STORED DATA:
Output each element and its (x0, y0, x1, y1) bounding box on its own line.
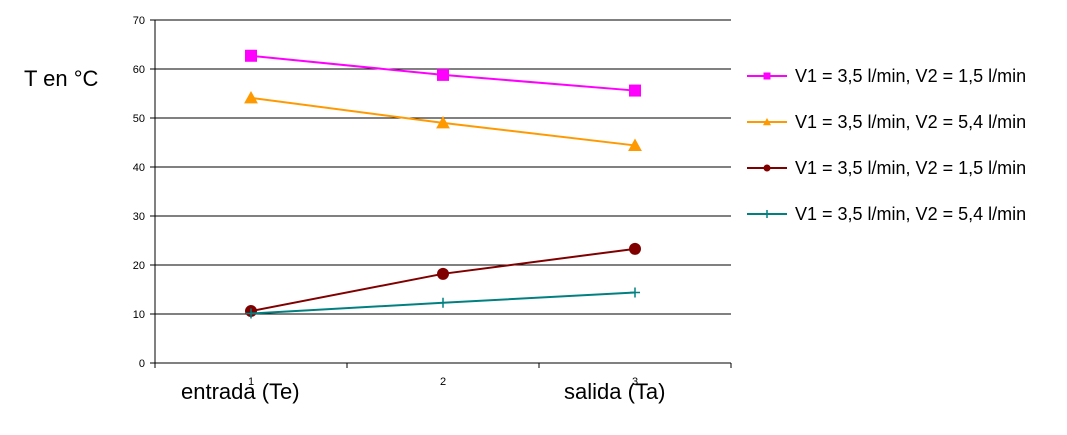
legend-swatch-0 (747, 72, 787, 80)
x-tick-label: 3 (632, 376, 638, 388)
data-point (437, 68, 449, 81)
legend-label: V1 = 3,5 l/min, V2 = 5,4 l/min (795, 204, 1027, 224)
data-point (630, 287, 640, 298)
data-point (246, 308, 256, 319)
legend-marker (762, 117, 772, 126)
x-tick-label: 1 (248, 376, 254, 388)
legend-swatch-2 (747, 164, 787, 172)
legend-label: V1 = 3,5 l/min, V2 = 1,5 l/min (795, 66, 1027, 86)
y-tick-label: 70 (133, 15, 145, 27)
data-point (629, 84, 641, 97)
data-point (438, 297, 448, 308)
data-point (628, 138, 642, 151)
legend-swatch-3 (747, 210, 787, 218)
data-point (436, 116, 450, 129)
y-tick-label: 30 (133, 211, 145, 223)
data-point (629, 242, 641, 255)
y-tick-label: 60 (133, 64, 145, 76)
y-axis-label: T en °C (24, 66, 99, 91)
legend-marker (763, 210, 771, 218)
y-tick-label: 20 (133, 260, 145, 272)
y-tick-label: 0 (139, 358, 145, 370)
x-axis-note-entrada: entrada (Te) (181, 379, 300, 404)
data-point (244, 91, 258, 104)
legend-marker (763, 72, 771, 80)
data-point (245, 49, 257, 62)
legend-swatch-1 (747, 117, 787, 126)
x-tick-label: 2 (440, 376, 446, 388)
x-axis-note-salida: salida (Ta) (564, 379, 666, 404)
legend-label: V1 = 3,5 l/min, V2 = 5,4 l/min (795, 112, 1027, 132)
y-tick-label: 10 (133, 309, 145, 321)
legend-marker (763, 164, 771, 172)
data-point (437, 267, 449, 280)
legend-label: V1 = 3,5 l/min, V2 = 1,5 l/min (795, 158, 1027, 178)
y-tick-label: 50 (133, 113, 145, 125)
y-tick-label: 40 (133, 162, 145, 174)
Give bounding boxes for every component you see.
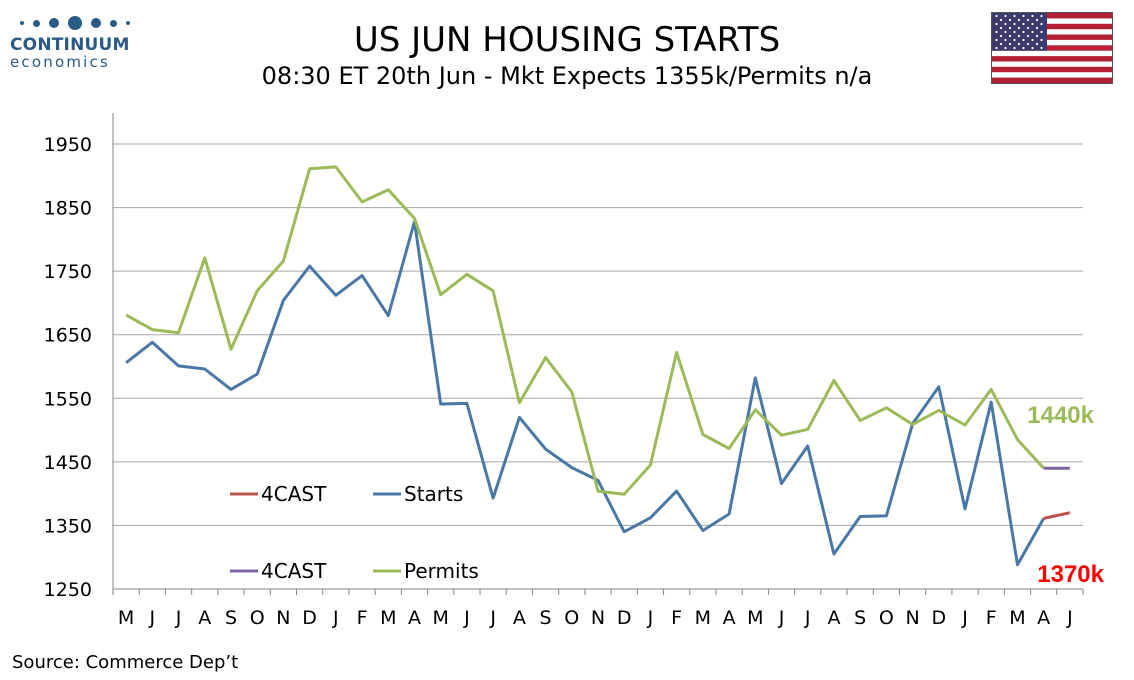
- x-tick-label: N: [276, 607, 290, 629]
- x-tick-label: F: [357, 607, 368, 629]
- x-tick-label: J: [778, 607, 785, 629]
- x-tick-label: M: [118, 607, 134, 629]
- x-tick-label: N: [905, 607, 919, 629]
- y-tick-label: 1250: [44, 579, 92, 601]
- brand-name: CONTINUUM: [10, 35, 130, 55]
- x-tick-label: S: [225, 607, 237, 629]
- y-tick-labels: 1250 1350 1450 1550 1650 1750 1850 1950: [44, 134, 92, 601]
- x-tick-label: S: [854, 607, 866, 629]
- x-tick-label: A: [408, 607, 421, 629]
- x-tick-label: M: [747, 607, 763, 629]
- y-tick-label: 1350: [44, 515, 92, 537]
- x-tick-label: J: [149, 607, 156, 629]
- x-tick-label: M: [1009, 607, 1025, 629]
- x-tick-label: A: [1037, 607, 1050, 629]
- legend-label: 4CAST: [261, 482, 327, 506]
- chart-axes: [112, 113, 1084, 595]
- chart-grid: [113, 143, 1083, 526]
- series-line-4cast: [1043, 511, 1071, 520]
- series-line-permits: [125, 165, 1045, 496]
- x-tick-label: S: [540, 607, 552, 629]
- x-tick-label: A: [827, 607, 840, 629]
- x-tick-label: O: [250, 607, 265, 629]
- y-tick-label: 1750: [44, 261, 92, 283]
- data-label: 1370k: [1037, 561, 1104, 588]
- data-label: 1440k: [1027, 402, 1094, 429]
- chart-annotations: 1440k 1370k: [1027, 402, 1104, 588]
- x-tick-label: J: [1066, 607, 1073, 629]
- x-tick-label: J: [332, 607, 339, 629]
- logo-dots-icon: [20, 14, 140, 32]
- x-tick-label: O: [879, 607, 894, 629]
- x-tick-label: A: [513, 607, 526, 629]
- chart-subtitle: 08:30 ET 20th Jun - Mkt Expects 1355k/Pe…: [261, 62, 873, 90]
- chart-title: US JUN HOUSING STARTS: [353, 20, 781, 60]
- x-tick-label: A: [198, 607, 211, 629]
- chart-legend: 4CAST Starts 4CAST Permits: [230, 482, 479, 583]
- x-tick-label: D: [617, 607, 632, 629]
- y-tick-label: 1850: [44, 198, 92, 220]
- x-tick-label: F: [671, 607, 682, 629]
- brand-logo: CONTINUUM economics: [10, 14, 140, 71]
- us-flag-icon: [991, 12, 1113, 84]
- x-tick-label: J: [463, 607, 470, 629]
- x-tick-label: M: [432, 607, 448, 629]
- y-tick-label: 1950: [44, 134, 92, 156]
- x-tick-label: N: [591, 607, 605, 629]
- x-tick-label: J: [804, 607, 811, 629]
- x-tick-label: D: [302, 607, 317, 629]
- x-tick-label: F: [986, 607, 997, 629]
- series-line-starts: [125, 220, 1046, 567]
- legend-label: Starts: [404, 482, 463, 506]
- x-tick-label: D: [931, 607, 946, 629]
- x-tick-label: J: [647, 607, 654, 629]
- x-tick-label: J: [961, 607, 968, 629]
- x-tick-label: M: [380, 607, 396, 629]
- x-tick-label: O: [564, 607, 579, 629]
- y-tick-label: 1550: [44, 388, 92, 410]
- y-tick-label: 1450: [44, 452, 92, 474]
- legend-label: 4CAST: [261, 559, 327, 583]
- y-tick-label: 1650: [44, 325, 92, 347]
- x-tick-label: J: [489, 607, 496, 629]
- x-tick-label: J: [175, 607, 182, 629]
- brand-sub: economics: [10, 53, 110, 71]
- source-note: Source: Commerce Dep’t: [12, 652, 239, 673]
- legend-label: Permits: [404, 559, 479, 583]
- x-tick-label: A: [723, 607, 736, 629]
- x-tick-label: M: [695, 607, 711, 629]
- chart-series: [125, 165, 1071, 567]
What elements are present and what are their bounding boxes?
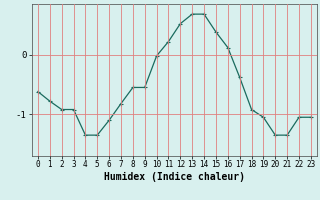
X-axis label: Humidex (Indice chaleur): Humidex (Indice chaleur) <box>104 172 245 182</box>
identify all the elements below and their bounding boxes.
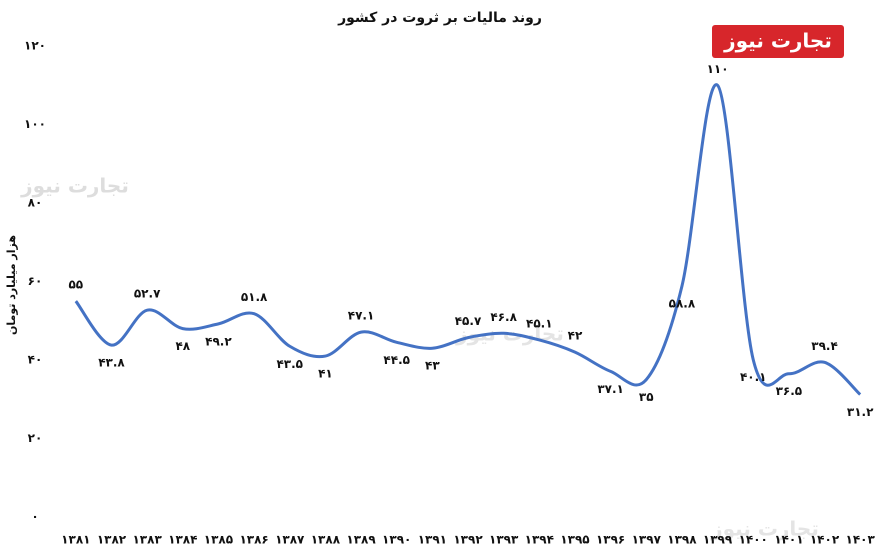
data-label: ۴۲ [568,329,583,343]
data-label: ۱۱۰ [707,62,729,76]
x-tick-label: ۱۳۹۲ [453,533,483,547]
x-tick-label: ۱۳۸۵ [204,533,233,547]
x-tick-label: ۱۳۹۹ [703,533,733,547]
data-label: ۴۰.۱ [740,370,767,384]
x-tick-label: ۱۳۹۱ [418,533,447,547]
y-tick-label: ۰ [31,510,38,524]
x-tick-label: ۱۳۹۳ [489,533,519,547]
x-tick-label: ۱۳۹۸ [667,533,697,547]
x-tick-label: ۱۴۰۱ [774,533,803,547]
y-tick-label: ۸۰ [28,196,43,210]
x-tick-label: ۱۴۰۰ [739,533,768,547]
data-label: ۴۹.۲ [205,334,232,348]
line [74,83,862,396]
y-tick-label: ۱۲۰ [24,39,46,53]
chart-title: روند مالیات بر ثروت در کشور [337,10,542,26]
logo-box [712,25,844,58]
y-tick-label: ۴۰ [28,353,43,367]
x-tick-label: ۱۳۸۲ [97,533,127,547]
data-label: ۵۵ [68,278,83,292]
x-tick-label: ۱۳۹۶ [596,533,625,547]
y-axis-title: هزار میلیارد تومان [5,235,18,335]
x-tick-label: ۱۳۹۰ [382,533,411,547]
data-label: ۴۸ [175,339,190,353]
data-label: ۳۶.۵ [776,384,803,398]
watermark: تجارت نیوز [20,174,129,198]
data-label: ۵۲.۷ [134,287,161,301]
data-label: ۳۵ [639,390,654,404]
data-label: ۵۱.۸ [241,290,268,304]
x-tick-label: ۱۳۹۵ [560,533,589,547]
x-tick-label: ۱۳۸۷ [275,533,305,547]
x-tick-label: ۱۳۸۶ [239,533,268,547]
data-label: ۴۳.۵ [276,357,303,371]
x-tick-label: ۱۳۸۹ [346,533,376,547]
x-tick-label: ۱۳۹۷ [632,533,662,547]
x-tick-label: ۱۳۸۱ [61,533,90,547]
data-label: ۴۵.۱ [526,316,553,330]
x-tick-label: ۱۳۹۴ [525,533,554,547]
data-label: ۴۵.۷ [455,314,482,328]
logo: تجارت نیوز [723,29,832,53]
data-label: ۵۸.۸ [669,297,696,311]
watermark: تجارت نیوز [710,517,819,541]
x-tick-label: ۱۳۸۴ [168,533,197,547]
data-label: ۴۱ [318,367,333,381]
y-tick-label: ۶۰ [28,274,43,288]
y-tick-label: ۱۰۰ [24,117,46,131]
y-tick-label: ۲۰ [28,431,43,445]
x-tick-label: ۱۳۸۳ [132,533,162,547]
data-label: ۴۳ [425,359,440,373]
x-tick-label: ۱۳۸۸ [311,533,341,547]
data-label: ۳۹.۴ [811,339,838,353]
data-label: ۴۳.۸ [98,356,125,370]
data-label: ۳۱.۲ [847,405,874,419]
x-tick-label: ۱۴۰۲ [810,533,840,547]
data-label: ۴۴.۵ [383,353,410,367]
data-label: ۳۷.۱ [597,382,624,396]
x-tick-label: ۱۴۰۳ [846,533,876,547]
data-label: ۴۷.۱ [348,309,375,323]
data-label: ۴۶.۸ [490,310,517,324]
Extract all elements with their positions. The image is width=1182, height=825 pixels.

INSTRUCTION: Switch every "data-point" to "plot-point" in the lines from the one with "legend-swatch-0 (747, 72, 787, 80)" up to and including the one with "legend-swatch-2 (747, 164, 787, 172)", and give those lines again with nothing else changed.

REPLY:
legend-swatch-0 (747, 72, 787, 80)
x-tick-label: 3 (632, 376, 638, 388)
plot-point (437, 68, 449, 81)
legend-label: V1 = 3,5 l/min, V2 = 5,4 l/min (795, 204, 1027, 224)
plot-point (630, 287, 640, 298)
plot-point (246, 308, 256, 319)
legend-marker (762, 117, 772, 126)
x-tick-label: 1 (248, 376, 254, 388)
legend-swatch-2 (747, 164, 787, 172)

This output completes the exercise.